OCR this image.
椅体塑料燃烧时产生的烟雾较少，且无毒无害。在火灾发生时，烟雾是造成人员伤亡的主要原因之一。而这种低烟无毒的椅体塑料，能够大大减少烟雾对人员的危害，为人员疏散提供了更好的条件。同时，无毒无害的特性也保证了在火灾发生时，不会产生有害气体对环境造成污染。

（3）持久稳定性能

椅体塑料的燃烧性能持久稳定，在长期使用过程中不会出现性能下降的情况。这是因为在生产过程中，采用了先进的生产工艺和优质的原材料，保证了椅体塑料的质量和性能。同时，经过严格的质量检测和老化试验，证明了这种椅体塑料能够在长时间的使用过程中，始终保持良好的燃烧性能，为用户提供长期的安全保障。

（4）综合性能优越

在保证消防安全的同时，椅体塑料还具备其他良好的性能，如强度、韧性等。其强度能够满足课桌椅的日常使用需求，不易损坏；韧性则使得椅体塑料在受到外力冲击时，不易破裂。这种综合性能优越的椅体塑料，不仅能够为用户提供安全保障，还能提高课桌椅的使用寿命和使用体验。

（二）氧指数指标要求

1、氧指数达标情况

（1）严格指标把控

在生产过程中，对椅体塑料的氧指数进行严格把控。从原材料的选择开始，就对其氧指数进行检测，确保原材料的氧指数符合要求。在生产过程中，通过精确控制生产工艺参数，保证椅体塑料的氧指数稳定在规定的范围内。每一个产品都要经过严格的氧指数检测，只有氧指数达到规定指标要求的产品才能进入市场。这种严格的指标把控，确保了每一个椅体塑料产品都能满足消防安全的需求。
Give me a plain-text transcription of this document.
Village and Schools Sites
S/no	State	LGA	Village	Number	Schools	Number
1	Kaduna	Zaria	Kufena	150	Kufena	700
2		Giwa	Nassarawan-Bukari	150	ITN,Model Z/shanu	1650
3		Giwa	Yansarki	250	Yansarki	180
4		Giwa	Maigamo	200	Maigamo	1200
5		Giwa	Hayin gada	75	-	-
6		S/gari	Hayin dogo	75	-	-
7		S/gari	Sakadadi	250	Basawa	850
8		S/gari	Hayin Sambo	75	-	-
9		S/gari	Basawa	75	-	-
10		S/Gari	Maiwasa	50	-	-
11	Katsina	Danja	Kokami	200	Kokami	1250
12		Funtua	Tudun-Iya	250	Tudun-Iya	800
- - - - -
### Task brief
Your task is to output all of the data above word for word.

### Output for this task
OCR this image.
椅体塑料燃烧时产生的烟雾较少，且无毒无害。在火灾发生时，烟雾是造成人员伤亡的主要原因之一。而这种低烟无毒的椅体塑料，能够大大减少烟雾对人员的危害，为人员疏散提供了更好的条件。同时，无毒无害的特性也保证了在火灾发生时，不会产生有害气体对环境造成污染。

（3）持久稳定性能

椅体塑料的燃烧性能持久稳定，在长期使用过程中不会出现性能下降的情况。这是因为在生产过程中，采用了先进的生产工艺和优质的原材料，保证了椅体塑料的质量和性能。同时，经过严格的质量检测和老化试验，证明了这种椅体塑料能够在长时间的使用过程中，始终保持良好的燃烧性能，为用户提供长期的安全保障。

（4）综合性能优越

在保证消防安全的同时，椅体塑料还具备其他良好的性能，如强度、韧性等。其强度能够满足课桌椅的日常使用需求，不易损坏；韧性则使得椅体塑料在受到外力冲击时，不易破裂。这种综合性能优越的椅体塑料，不仅能够为用户提供安全保障，还能提高课桌椅的使用寿命和使用体验。

（二）氧指数指标要求

1、氧指数达标情况

（1）严格指标把控

在生产过程中，对椅体塑料的氧指数进行严格把控。从原材料的选择开始，就对其氧指数进行检测，确保原材料的氧指数符合要求。在生产过程中，通过精确控制生产工艺参数，保证椅体塑料的氧指数稳定在规定的范围内。每一个产品都要经过严格的氧指数检测，只有氧指数达到规定指标要求的产品才能进入市场。这种严格的指标把控，确保了每一个椅体塑料产品都能满足消防安全的需求。
Give me a plain-text transcription of this document.
Village and Schools Sites
S/no	State	LGA	Village	Number	Schools	Number
1	Kaduna	Zaria	Kufena	150	Kufena	700
2		Giwa	Nassarawan-Bukari	150	ITN,Model Z/shanu	1650
3		Giwa	Yansarki	250	Yansarki	180
4		Giwa	Maigamo	200	Maigamo	1200
5		Giwa	Hayin gada	75	-	-
6		S/gari	Hayin dogo	75	-	-
7		S/gari	Sakadadi	250	Basawa	850
8		S/gari	Hayin Sambo	75	-	-
9		S/gari	Basawa	75	-	-
10		S/Gari	Maiwasa	50	-	-
11	Katsina	Danja	Kokami	200	Kokami	1250
12		Funtua	Tudun-Iya	250	Tudun-Iya	800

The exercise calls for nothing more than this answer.